**To be done**
Every entry below should be printed exactly, without its images.

☆ ☆ ☆ ☆ ☆

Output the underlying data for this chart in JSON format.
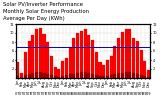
{
  "title1": "Solar PV/Inverter Performance",
  "title2": "Monthly Solar Energy Production",
  "title3": "Average Per Day (KWh)",
  "categories": [
    "Jan",
    "Feb",
    "Mar",
    "Apr",
    "May",
    "Jun",
    "Jul",
    "Aug",
    "Sep",
    "Oct",
    "Nov",
    "Dec",
    "Jan",
    "Feb",
    "Mar",
    "Apr",
    "May",
    "Jun",
    "Jul",
    "Aug",
    "Sep",
    "Oct",
    "Nov",
    "Dec",
    "Jan",
    "Feb",
    "Mar",
    "Apr",
    "May",
    "Jun",
    "Jul",
    "Aug",
    "Sep",
    "Oct",
    "Nov",
    "Dec"
  ],
  "years": [
    "'07",
    "'07",
    "'07",
    "'07",
    "'07",
    "'07",
    "'07",
    "'07",
    "'07",
    "'07",
    "'07",
    "'07",
    "'08",
    "'08",
    "'08",
    "'08",
    "'08",
    "'08",
    "'08",
    "'08",
    "'08",
    "'08",
    "'08",
    "'08",
    "'09",
    "'09",
    "'09",
    "'09",
    "'09",
    "'09",
    "'09",
    "'09",
    "'09",
    "'09",
    "'09",
    "'09"
  ],
  "values": [
    3.5,
    1.2,
    5.8,
    8.2,
    9.5,
    10.8,
    11.2,
    9.8,
    8.0,
    4.8,
    2.5,
    2.0,
    3.8,
    4.5,
    7.0,
    8.8,
    10.0,
    10.5,
    11.0,
    9.5,
    8.5,
    5.8,
    3.5,
    2.8,
    4.0,
    5.0,
    7.2,
    9.0,
    10.2,
    11.0,
    10.8,
    9.0,
    8.2,
    6.2,
    3.8,
    1.8
  ],
  "dark_values": [
    0.4,
    0.3,
    0.7,
    0.9,
    1.1,
    1.3,
    1.4,
    1.2,
    0.9,
    0.6,
    0.4,
    0.3,
    0.5,
    0.6,
    0.8,
    1.0,
    1.2,
    1.3,
    1.4,
    1.2,
    1.0,
    0.7,
    0.4,
    0.4,
    0.5,
    0.6,
    0.8,
    1.1,
    1.2,
    1.4,
    1.3,
    1.1,
    0.9,
    0.7,
    0.4,
    0.2
  ],
  "bar_color": "#ff0000",
  "dark_bar_color": "#990000",
  "line_color": "#0000cc",
  "line_value": 6.8,
  "background_color": "#ffffff",
  "grid_color": "#cccccc",
  "ylim": [
    0,
    12
  ],
  "yticks": [
    2,
    4,
    6,
    8,
    10,
    12
  ],
  "title_fontsize": 3.8,
  "tick_fontsize": 2.5,
  "bar_width": 0.82
}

☆ ☆ ☆ ☆ ☆

**Result of the task**
Output the underlying data for this chart in JSON format.
{
  "title1": "Solar PV/Inverter Performance",
  "title2": "Monthly Solar Energy Production",
  "title3": "Average Per Day (KWh)",
  "categories": [
    "Jan",
    "Feb",
    "Mar",
    "Apr",
    "May",
    "Jun",
    "Jul",
    "Aug",
    "Sep",
    "Oct",
    "Nov",
    "Dec",
    "Jan",
    "Feb",
    "Mar",
    "Apr",
    "May",
    "Jun",
    "Jul",
    "Aug",
    "Sep",
    "Oct",
    "Nov",
    "Dec",
    "Jan",
    "Feb",
    "Mar",
    "Apr",
    "May",
    "Jun",
    "Jul",
    "Aug",
    "Sep",
    "Oct",
    "Nov",
    "Dec"
  ],
  "years": [
    "'07",
    "'07",
    "'07",
    "'07",
    "'07",
    "'07",
    "'07",
    "'07",
    "'07",
    "'07",
    "'07",
    "'07",
    "'08",
    "'08",
    "'08",
    "'08",
    "'08",
    "'08",
    "'08",
    "'08",
    "'08",
    "'08",
    "'08",
    "'08",
    "'09",
    "'09",
    "'09",
    "'09",
    "'09",
    "'09",
    "'09",
    "'09",
    "'09",
    "'09",
    "'09",
    "'09"
  ],
  "values": [
    3.5,
    1.2,
    5.8,
    8.2,
    9.5,
    10.8,
    11.2,
    9.8,
    8.0,
    4.8,
    2.5,
    2.0,
    3.8,
    4.5,
    7.0,
    8.8,
    10.0,
    10.5,
    11.0,
    9.5,
    8.5,
    5.8,
    3.5,
    2.8,
    4.0,
    5.0,
    7.2,
    9.0,
    10.2,
    11.0,
    10.8,
    9.0,
    8.2,
    6.2,
    3.8,
    1.8
  ],
  "dark_values": [
    0.4,
    0.3,
    0.7,
    0.9,
    1.1,
    1.3,
    1.4,
    1.2,
    0.9,
    0.6,
    0.4,
    0.3,
    0.5,
    0.6,
    0.8,
    1.0,
    1.2,
    1.3,
    1.4,
    1.2,
    1.0,
    0.7,
    0.4,
    0.4,
    0.5,
    0.6,
    0.8,
    1.1,
    1.2,
    1.4,
    1.3,
    1.1,
    0.9,
    0.7,
    0.4,
    0.2
  ],
  "bar_color": "#ff0000",
  "dark_bar_color": "#990000",
  "line_color": "#0000cc",
  "line_value": 6.8,
  "background_color": "#ffffff",
  "grid_color": "#cccccc",
  "ylim": [
    0,
    12
  ],
  "yticks": [
    2,
    4,
    6,
    8,
    10,
    12
  ],
  "title_fontsize": 3.8,
  "tick_fontsize": 2.5,
  "bar_width": 0.82
}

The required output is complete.